Collected data
===============
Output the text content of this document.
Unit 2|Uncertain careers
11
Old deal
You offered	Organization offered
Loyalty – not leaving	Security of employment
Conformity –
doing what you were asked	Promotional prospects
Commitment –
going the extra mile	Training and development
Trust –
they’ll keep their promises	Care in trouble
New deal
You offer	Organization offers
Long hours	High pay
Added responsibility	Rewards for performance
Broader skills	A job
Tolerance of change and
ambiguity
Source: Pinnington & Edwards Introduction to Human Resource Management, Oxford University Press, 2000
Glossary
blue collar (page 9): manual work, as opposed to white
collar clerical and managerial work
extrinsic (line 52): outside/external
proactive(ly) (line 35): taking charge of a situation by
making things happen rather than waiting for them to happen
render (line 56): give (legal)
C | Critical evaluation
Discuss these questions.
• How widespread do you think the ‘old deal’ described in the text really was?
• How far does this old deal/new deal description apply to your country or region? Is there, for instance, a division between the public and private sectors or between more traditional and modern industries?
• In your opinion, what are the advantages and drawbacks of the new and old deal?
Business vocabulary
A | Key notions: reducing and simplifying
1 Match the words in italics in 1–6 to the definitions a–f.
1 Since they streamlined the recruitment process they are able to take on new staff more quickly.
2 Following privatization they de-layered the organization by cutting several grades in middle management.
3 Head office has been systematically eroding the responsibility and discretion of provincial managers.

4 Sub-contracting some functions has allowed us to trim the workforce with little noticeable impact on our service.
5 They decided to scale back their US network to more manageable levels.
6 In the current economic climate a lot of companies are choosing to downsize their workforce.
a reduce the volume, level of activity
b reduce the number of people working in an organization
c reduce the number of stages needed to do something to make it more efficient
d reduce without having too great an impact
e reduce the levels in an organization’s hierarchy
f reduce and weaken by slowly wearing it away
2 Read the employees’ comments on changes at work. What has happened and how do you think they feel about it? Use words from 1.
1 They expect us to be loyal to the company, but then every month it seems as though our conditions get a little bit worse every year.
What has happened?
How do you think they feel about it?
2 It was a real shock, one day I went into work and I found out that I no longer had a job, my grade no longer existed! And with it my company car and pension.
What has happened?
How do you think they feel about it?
===============
GOAL
Repeat every record, exactly as written.

TASK RESULT
Output the text content of this document.
Unit 2|Uncertain careers
11
Old deal
You offered	Organization offered
Loyalty – not leaving	Security of employment
Conformity –
doing what you were asked	Promotional prospects
Commitment –
going the extra mile	Training and development
Trust –
they’ll keep their promises	Care in trouble
New deal
You offer	Organization offers
Long hours	High pay
Added responsibility	Rewards for performance
Broader skills	A job
Tolerance of change and
ambiguity
Source: Pinnington & Edwards Introduction to Human Resource Management, Oxford University Press, 2000
Glossary
blue collar (page 9): manual work, as opposed to white
collar clerical and managerial work
extrinsic (line 52): outside/external
proactive(ly) (line 35): taking charge of a situation by
making things happen rather than waiting for them to happen
render (line 56): give (legal)
C | Critical evaluation
Discuss these questions.
• How widespread do you think the ‘old deal’ described in the text really was?
• How far does this old deal/new deal description apply to your country or region? Is there, for instance, a division between the public and private sectors or between more traditional and modern industries?
• In your opinion, what are the advantages and drawbacks of the new and old deal?
Business vocabulary
A | Key notions: reducing and simplifying
1 Match the words in italics in 1–6 to the definitions a–f.
1 Since they streamlined the recruitment process they are able to take on new staff more quickly.
2 Following privatization they de-layered the organization by cutting several grades in middle management.
3 Head office has been systematically eroding the responsibility and discretion of provincial managers.

4 Sub-contracting some functions has allowed us to trim the workforce with little noticeable impact on our service.
5 They decided to scale back their US network to more manageable levels.
6 In the current economic climate a lot of companies are choosing to downsize their workforce.
a reduce the volume, level of activity
b reduce the number of people working in an organization
c reduce the number of stages needed to do something to make it more efficient
d reduce without having too great an impact
e reduce the levels in an organization’s hierarchy
f reduce and weaken by slowly wearing it away
2 Read the employees’ comments on changes at work. What has happened and how do you think they feel about it? Use words from 1.
1 They expect us to be loyal to the company, but then every month it seems as though our conditions get a little bit worse every year.
What has happened?
How do you think they feel about it?
2 It was a real shock, one day I went into work and I found out that I no longer had a job, my grade no longer existed! And with it my company car and pension.
What has happened?
How do you think they feel about it?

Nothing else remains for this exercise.